((

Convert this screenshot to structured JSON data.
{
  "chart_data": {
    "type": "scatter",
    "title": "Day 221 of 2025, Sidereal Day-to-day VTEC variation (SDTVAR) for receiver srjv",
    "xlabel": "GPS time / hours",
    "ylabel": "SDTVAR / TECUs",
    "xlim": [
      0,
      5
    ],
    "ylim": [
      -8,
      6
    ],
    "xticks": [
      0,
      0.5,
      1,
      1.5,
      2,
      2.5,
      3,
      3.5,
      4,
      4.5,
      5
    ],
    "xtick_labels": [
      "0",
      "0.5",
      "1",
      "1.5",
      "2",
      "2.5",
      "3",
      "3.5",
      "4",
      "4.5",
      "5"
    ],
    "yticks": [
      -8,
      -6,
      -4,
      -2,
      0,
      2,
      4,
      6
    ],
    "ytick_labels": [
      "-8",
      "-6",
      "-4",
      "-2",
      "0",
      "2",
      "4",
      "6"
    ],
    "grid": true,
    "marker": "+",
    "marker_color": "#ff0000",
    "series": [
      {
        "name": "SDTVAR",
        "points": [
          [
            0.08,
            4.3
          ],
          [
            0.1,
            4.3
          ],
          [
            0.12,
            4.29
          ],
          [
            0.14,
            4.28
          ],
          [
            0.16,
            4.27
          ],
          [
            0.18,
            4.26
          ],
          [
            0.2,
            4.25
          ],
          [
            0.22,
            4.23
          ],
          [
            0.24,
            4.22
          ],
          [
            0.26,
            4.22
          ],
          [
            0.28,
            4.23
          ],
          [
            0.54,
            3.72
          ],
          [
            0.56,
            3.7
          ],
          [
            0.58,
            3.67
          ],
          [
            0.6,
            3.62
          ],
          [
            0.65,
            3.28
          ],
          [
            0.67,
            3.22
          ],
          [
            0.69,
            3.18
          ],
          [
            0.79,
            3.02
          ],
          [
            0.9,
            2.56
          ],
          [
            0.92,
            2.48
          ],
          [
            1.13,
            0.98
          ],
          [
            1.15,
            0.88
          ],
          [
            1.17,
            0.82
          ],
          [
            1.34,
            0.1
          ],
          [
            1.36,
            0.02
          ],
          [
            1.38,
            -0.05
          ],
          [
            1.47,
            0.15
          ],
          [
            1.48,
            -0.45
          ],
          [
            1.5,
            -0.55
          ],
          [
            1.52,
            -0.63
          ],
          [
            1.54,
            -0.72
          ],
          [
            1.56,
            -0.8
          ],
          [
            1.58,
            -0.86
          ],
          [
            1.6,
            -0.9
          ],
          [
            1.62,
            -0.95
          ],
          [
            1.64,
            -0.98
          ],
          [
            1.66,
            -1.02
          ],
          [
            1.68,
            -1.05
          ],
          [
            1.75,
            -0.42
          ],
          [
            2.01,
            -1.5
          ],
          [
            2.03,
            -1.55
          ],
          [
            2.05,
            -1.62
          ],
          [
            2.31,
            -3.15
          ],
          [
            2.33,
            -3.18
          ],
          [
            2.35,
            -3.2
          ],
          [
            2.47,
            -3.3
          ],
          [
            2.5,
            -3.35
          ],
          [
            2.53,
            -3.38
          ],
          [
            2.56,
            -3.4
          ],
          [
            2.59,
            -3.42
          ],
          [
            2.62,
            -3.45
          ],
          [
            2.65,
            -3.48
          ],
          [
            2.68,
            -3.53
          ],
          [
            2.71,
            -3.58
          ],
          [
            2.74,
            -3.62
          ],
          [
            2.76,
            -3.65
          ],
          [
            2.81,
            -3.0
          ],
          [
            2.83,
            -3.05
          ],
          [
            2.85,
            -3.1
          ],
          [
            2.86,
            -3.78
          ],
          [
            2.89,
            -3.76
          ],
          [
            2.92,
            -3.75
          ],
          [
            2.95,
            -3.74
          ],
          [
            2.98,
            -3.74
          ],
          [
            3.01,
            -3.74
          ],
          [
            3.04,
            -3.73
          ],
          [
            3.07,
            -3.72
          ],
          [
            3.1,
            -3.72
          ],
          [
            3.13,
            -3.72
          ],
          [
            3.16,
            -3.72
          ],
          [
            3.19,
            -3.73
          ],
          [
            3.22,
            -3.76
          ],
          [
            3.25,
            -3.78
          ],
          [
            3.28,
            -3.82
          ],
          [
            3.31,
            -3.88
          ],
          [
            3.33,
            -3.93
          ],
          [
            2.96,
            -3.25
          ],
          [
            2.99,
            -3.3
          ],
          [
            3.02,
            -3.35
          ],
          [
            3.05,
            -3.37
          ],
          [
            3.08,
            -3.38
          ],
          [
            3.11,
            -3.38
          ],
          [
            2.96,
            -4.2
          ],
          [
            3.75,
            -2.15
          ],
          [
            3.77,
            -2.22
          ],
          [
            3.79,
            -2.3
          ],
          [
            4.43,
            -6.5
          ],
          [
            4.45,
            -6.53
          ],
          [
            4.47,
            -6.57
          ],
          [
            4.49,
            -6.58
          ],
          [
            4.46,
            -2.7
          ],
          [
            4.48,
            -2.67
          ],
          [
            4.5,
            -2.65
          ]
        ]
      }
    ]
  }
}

))

◆ **Task objective**: Filter the entries and copy out every line with the word "SDTVAR".

◆ **Exercise output**:
    "title": "Day 221 of 2025, Sidereal Day-to-day VTEC variation (SDTVAR) for receiver srjv",
    "ylabel": "SDTVAR / TECUs",
        "name": "SDTVAR",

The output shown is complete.